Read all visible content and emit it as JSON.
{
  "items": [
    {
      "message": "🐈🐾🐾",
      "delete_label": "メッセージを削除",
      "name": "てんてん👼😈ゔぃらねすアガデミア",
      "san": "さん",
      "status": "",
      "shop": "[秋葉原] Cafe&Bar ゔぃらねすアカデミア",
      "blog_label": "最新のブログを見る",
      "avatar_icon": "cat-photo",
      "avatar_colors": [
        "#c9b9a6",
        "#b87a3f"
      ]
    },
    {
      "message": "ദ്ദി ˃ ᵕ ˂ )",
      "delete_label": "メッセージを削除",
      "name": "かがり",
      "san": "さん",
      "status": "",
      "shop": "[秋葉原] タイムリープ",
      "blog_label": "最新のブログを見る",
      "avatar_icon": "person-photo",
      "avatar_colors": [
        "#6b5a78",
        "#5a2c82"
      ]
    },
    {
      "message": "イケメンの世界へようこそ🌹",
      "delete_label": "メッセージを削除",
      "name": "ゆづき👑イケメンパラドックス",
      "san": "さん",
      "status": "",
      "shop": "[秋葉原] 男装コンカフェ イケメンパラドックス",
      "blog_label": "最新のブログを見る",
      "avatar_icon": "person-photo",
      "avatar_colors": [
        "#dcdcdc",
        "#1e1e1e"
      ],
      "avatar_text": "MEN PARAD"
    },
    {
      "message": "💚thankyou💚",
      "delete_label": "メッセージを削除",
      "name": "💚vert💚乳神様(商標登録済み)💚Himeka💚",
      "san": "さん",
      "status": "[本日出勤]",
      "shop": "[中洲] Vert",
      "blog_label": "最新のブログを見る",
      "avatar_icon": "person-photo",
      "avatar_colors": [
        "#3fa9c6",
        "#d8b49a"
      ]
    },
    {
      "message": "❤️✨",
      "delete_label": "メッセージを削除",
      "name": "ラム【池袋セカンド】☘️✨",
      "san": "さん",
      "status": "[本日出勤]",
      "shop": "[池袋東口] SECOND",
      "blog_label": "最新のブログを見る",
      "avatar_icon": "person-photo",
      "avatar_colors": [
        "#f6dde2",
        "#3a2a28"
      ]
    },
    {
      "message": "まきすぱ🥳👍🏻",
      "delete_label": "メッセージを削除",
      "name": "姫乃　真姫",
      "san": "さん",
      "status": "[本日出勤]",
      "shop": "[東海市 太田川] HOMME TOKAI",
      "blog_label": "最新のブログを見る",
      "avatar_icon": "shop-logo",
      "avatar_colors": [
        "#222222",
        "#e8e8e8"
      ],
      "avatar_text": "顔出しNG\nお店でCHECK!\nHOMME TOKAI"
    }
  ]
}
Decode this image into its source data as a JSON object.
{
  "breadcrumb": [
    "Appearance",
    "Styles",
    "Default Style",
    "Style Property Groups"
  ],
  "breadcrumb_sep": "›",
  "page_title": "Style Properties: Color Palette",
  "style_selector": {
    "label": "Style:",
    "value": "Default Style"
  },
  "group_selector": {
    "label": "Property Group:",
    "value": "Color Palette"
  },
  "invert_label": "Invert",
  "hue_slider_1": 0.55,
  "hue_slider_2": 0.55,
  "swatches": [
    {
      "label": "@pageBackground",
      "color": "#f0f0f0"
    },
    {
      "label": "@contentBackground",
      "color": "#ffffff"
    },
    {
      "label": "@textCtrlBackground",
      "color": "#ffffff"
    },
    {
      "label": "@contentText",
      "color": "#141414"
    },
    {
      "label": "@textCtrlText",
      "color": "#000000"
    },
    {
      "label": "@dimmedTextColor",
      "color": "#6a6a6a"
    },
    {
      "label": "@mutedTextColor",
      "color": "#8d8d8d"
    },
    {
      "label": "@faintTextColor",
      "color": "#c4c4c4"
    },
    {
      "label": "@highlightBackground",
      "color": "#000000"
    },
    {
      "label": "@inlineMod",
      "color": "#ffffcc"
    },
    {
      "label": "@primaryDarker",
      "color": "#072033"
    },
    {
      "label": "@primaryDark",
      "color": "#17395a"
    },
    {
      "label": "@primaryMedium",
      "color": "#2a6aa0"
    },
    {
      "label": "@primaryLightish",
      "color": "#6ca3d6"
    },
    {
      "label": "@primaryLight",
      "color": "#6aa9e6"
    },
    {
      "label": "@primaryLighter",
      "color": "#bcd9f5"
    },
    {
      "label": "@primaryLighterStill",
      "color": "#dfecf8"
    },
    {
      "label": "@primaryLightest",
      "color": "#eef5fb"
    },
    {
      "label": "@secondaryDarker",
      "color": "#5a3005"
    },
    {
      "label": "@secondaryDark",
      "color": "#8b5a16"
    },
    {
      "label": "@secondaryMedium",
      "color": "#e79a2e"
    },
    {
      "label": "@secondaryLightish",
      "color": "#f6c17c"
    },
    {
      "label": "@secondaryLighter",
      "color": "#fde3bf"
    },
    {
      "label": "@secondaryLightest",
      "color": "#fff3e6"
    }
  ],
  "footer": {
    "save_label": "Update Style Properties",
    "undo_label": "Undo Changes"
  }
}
^^^^^^^^
Task directions:
Reproduce the full listing above, character for character.

Final answer:
Read all visible content and emit it as JSON.
{
  "items": [
    {
      "message": "🐈🐾🐾",
      "delete_label": "メッセージを削除",
      "name": "てんてん👼😈ゔぃらねすアガデミア",
      "san": "さん",
      "status": "",
      "shop": "[秋葉原] Cafe&Bar ゔぃらねすアカデミア",
      "blog_label": "最新のブログを見る",
      "avatar_icon": "cat-photo",
      "avatar_colors": [
        "#c9b9a6",
        "#b87a3f"
      ]
    },
    {
      "message": "ദ്ദി ˃ ᵕ ˂ )",
      "delete_label": "メッセージを削除",
      "name": "かがり",
      "san": "さん",
      "status": "",
      "shop": "[秋葉原] タイムリープ",
      "blog_label": "最新のブログを見る",
      "avatar_icon": "person-photo",
      "avatar_colors": [
        "#6b5a78",
        "#5a2c82"
      ]
    },
    {
      "message": "イケメンの世界へようこそ🌹",
      "delete_label": "メッセージを削除",
      "name": "ゆづき👑イケメンパラドックス",
      "san": "さん",
      "status": "",
      "shop": "[秋葉原] 男装コンカフェ イケメンパラドックス",
      "blog_label": "最新のブログを見る",
      "avatar_icon": "person-photo",
      "avatar_colors": [
        "#dcdcdc",
        "#1e1e1e"
      ],
      "avatar_text": "MEN PARAD"
    },
    {
      "message": "💚thankyou💚",
      "delete_label": "メッセージを削除",
      "name": "💚vert💚乳神様(商標登録済み)💚Himeka💚",
      "san": "さん",
      "status": "[本日出勤]",
      "shop": "[中洲] Vert",
      "blog_label": "最新のブログを見る",
      "avatar_icon": "person-photo",
      "avatar_colors": [
        "#3fa9c6",
        "#d8b49a"
      ]
    },
    {
      "message": "❤️✨",
      "delete_label": "メッセージを削除",
      "name": "ラム【池袋セカンド】☘️✨",
      "san": "さん",
      "status": "[本日出勤]",
      "shop": "[池袋東口] SECOND",
      "blog_label": "最新のブログを見る",
      "avatar_icon": "person-photo",
      "avatar_colors": [
        "#f6dde2",
        "#3a2a28"
      ]
    },
    {
      "message": "まきすぱ🥳👍🏻",
      "delete_label": "メッセージを削除",
      "name": "姫乃　真姫",
      "san": "さん",
      "status": "[本日出勤]",
      "shop": "[東海市 太田川] HOMME TOKAI",
      "blog_label": "最新のブログを見る",
      "avatar_icon": "shop-logo",
      "avatar_colors": [
        "#222222",
        "#e8e8e8"
      ],
      "avatar_text": "顔出しNG\nお店でCHECK!\nHOMME TOKAI"
    }
  ]
}
Decode this image into its source data as a JSON object.
{
  "breadcrumb": [
    "Appearance",
    "Styles",
    "Default Style",
    "Style Property Groups"
  ],
  "breadcrumb_sep": "›",
  "page_title": "Style Properties: Color Palette",
  "style_selector": {
    "label": "Style:",
    "value": "Default Style"
  },
  "group_selector": {
    "label": "Property Group:",
    "value": "Color Palette"
  },
  "invert_label": "Invert",
  "hue_slider_1": 0.55,
  "hue_slider_2": 0.55,
  "swatches": [
    {
      "label": "@pageBackground",
      "color": "#f0f0f0"
    },
    {
      "label": "@contentBackground",
      "color": "#ffffff"
    },
    {
      "label": "@textCtrlBackground",
      "color": "#ffffff"
    },
    {
      "label": "@contentText",
      "color": "#141414"
    },
    {
      "label": "@textCtrlText",
      "color": "#000000"
    },
    {
      "label": "@dimmedTextColor",
      "color": "#6a6a6a"
    },
    {
      "label": "@mutedTextColor",
      "color": "#8d8d8d"
    },
    {
      "label": "@faintTextColor",
      "color": "#c4c4c4"
    },
    {
      "label": "@highlightBackground",
      "color": "#000000"
    },
    {
      "label": "@inlineMod",
      "color": "#ffffcc"
    },
    {
      "label": "@primaryDarker",
      "color": "#072033"
    },
    {
      "label": "@primaryDark",
      "color": "#17395a"
    },
    {
      "label": "@primaryMedium",
      "color": "#2a6aa0"
    },
    {
      "label": "@primaryLightish",
      "color": "#6ca3d6"
    },
    {
      "label": "@primaryLight",
      "color": "#6aa9e6"
    },
    {
      "label": "@primaryLighter",
      "color": "#bcd9f5"
    },
    {
      "label": "@primaryLighterStill",
      "color": "#dfecf8"
    },
    {
      "label": "@primaryLightest",
      "color": "#eef5fb"
    },
    {
      "label": "@secondaryDarker",
      "color": "#5a3005"
    },
    {
      "label": "@secondaryDark",
      "color": "#8b5a16"
    },
    {
      "label": "@secondaryMedium",
      "color": "#e79a2e"
    },
    {
      "label": "@secondaryLightish",
      "color": "#f6c17c"
    },
    {
      "label": "@secondaryLighter",
      "color": "#fde3bf"
    },
    {
      "label": "@secondaryLightest",
      "color": "#fff3e6"
    }
  ],
  "footer": {
    "save_label": "Update Style Properties",
    "undo_label": "Undo Changes"
  }
}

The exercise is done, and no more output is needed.